EXERCISE PROMPT -> Show every line that has the string "Licenses" in it.

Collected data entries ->
—————
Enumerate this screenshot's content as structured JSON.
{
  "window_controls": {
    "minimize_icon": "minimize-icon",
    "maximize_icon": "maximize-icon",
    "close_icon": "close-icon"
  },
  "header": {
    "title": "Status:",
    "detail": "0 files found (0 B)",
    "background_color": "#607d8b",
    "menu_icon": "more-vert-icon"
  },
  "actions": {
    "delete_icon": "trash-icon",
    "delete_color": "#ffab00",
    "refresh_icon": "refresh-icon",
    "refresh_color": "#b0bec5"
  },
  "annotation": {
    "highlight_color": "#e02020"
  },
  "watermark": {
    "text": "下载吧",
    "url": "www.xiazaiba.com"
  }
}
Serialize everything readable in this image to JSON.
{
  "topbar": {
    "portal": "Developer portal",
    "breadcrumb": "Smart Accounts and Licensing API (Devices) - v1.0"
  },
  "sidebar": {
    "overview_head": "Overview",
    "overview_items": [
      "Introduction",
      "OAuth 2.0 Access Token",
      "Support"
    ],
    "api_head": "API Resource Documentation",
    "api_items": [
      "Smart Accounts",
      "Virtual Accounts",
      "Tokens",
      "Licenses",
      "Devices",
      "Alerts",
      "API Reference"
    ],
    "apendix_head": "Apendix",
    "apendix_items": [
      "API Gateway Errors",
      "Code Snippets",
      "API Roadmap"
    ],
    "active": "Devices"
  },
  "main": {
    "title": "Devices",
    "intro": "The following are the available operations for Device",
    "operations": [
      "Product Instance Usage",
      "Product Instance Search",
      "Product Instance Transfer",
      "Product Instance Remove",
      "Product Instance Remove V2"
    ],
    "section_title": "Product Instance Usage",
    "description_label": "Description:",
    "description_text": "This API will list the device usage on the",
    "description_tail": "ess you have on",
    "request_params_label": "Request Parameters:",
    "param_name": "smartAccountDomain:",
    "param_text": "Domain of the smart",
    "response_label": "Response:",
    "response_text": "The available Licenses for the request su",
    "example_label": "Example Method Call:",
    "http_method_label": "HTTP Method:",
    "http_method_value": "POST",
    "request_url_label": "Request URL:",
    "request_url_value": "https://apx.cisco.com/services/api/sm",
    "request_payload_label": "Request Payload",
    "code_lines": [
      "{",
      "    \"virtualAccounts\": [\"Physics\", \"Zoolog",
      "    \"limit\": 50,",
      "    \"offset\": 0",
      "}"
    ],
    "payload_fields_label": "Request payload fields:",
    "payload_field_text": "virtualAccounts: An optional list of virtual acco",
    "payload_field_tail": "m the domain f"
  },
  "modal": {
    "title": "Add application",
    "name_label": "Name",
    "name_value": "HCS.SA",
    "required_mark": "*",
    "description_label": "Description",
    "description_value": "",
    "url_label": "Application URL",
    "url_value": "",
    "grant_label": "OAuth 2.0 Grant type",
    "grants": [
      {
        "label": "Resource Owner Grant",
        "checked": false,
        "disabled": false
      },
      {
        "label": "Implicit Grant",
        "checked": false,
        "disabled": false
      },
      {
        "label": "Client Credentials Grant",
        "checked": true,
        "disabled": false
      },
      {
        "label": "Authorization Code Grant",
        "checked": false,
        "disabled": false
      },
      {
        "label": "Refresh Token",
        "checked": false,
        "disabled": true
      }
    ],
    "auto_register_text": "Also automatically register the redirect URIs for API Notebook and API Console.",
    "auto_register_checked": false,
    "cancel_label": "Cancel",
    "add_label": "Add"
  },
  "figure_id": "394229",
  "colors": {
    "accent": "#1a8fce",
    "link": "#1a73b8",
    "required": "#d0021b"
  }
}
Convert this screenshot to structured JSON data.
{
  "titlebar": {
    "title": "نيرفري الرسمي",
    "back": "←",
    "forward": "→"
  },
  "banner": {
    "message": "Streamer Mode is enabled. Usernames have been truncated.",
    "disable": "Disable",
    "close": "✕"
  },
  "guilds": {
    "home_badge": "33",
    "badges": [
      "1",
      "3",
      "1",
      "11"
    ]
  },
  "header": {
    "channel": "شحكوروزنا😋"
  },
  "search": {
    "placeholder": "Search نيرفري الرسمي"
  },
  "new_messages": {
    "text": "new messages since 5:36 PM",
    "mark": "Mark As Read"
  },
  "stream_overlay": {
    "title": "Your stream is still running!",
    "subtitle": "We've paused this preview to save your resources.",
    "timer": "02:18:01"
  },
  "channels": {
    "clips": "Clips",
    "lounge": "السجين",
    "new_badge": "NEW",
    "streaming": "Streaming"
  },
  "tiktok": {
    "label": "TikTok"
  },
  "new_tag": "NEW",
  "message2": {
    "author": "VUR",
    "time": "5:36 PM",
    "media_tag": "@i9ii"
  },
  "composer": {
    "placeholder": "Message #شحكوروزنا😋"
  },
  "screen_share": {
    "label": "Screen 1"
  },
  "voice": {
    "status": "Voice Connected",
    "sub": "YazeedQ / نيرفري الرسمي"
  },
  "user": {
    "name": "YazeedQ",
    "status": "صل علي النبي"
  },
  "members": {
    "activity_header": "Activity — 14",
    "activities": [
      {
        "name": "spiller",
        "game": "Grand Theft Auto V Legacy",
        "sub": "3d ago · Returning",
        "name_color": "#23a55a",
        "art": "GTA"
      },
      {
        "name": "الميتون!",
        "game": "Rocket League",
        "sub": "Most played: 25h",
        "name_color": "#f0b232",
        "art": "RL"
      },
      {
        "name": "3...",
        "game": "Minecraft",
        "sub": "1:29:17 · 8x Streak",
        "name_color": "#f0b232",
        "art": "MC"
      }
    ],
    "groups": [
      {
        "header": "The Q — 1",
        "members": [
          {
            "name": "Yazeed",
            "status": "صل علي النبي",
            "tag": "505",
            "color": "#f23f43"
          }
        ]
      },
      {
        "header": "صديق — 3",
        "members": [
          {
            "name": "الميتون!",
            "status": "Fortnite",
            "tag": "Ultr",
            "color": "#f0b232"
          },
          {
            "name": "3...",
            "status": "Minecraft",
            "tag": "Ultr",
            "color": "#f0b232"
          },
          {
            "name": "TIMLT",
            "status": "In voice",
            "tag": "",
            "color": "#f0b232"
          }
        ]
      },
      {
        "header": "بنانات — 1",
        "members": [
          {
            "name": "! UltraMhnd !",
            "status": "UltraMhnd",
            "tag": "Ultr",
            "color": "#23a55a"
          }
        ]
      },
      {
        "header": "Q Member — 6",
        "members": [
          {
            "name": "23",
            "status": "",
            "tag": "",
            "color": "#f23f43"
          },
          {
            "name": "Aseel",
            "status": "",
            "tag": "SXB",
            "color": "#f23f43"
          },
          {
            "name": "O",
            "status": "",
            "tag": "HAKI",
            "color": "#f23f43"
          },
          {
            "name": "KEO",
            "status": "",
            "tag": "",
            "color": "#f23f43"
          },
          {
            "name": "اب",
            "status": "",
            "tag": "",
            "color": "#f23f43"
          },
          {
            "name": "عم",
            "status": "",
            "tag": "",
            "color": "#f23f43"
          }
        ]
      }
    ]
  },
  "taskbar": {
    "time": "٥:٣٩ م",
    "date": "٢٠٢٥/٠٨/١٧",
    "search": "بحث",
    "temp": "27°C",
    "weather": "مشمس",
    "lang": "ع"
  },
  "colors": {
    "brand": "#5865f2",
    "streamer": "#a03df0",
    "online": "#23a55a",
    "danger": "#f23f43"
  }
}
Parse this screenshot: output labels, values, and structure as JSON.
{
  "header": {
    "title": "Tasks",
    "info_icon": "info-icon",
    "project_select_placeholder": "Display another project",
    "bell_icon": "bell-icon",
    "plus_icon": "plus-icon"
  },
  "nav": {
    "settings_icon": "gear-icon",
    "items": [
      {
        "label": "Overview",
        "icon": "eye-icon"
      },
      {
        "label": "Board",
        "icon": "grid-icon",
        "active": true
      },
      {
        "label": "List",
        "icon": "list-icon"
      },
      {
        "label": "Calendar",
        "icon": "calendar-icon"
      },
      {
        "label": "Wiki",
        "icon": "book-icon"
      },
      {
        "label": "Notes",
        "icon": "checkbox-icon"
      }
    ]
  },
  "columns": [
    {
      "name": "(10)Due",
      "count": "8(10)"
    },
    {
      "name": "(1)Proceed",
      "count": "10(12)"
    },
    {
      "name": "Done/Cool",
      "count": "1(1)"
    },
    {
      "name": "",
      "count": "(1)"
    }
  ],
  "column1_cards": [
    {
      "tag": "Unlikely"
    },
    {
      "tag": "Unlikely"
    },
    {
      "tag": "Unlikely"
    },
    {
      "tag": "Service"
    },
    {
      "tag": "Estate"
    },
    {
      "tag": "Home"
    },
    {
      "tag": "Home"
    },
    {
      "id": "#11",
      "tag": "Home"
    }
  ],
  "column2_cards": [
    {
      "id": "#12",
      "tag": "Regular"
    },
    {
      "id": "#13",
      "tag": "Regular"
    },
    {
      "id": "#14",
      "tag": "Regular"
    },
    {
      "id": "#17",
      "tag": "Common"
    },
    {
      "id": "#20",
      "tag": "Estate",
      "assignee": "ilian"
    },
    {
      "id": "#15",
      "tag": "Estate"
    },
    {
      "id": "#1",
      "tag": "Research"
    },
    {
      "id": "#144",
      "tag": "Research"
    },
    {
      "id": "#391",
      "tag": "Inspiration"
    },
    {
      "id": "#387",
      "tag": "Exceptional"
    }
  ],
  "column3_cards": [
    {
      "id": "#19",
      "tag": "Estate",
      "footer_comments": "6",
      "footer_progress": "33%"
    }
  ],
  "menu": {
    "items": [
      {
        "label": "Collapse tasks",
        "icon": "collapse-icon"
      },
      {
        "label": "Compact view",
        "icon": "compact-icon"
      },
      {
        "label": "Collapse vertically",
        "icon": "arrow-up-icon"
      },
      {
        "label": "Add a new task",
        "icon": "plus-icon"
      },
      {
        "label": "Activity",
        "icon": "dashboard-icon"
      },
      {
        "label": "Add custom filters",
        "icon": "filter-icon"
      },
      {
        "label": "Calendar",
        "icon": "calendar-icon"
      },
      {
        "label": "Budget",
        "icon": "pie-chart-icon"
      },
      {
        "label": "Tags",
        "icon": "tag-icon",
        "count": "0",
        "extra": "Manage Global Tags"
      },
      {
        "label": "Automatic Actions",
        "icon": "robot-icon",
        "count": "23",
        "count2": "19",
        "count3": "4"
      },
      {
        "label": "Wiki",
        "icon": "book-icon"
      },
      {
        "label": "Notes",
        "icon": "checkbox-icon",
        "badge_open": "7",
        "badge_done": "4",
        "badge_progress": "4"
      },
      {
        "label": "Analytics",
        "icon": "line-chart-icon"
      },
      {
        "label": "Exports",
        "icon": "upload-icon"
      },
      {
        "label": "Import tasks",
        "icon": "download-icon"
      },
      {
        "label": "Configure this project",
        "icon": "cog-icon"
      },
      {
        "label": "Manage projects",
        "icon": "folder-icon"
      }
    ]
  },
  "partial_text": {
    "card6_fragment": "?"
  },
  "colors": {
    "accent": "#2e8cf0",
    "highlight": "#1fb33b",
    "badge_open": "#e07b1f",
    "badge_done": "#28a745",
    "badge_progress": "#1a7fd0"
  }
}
—————
TASK RESULT ->
      "Licenses",
    "response_text": "The available Licenses for the request su",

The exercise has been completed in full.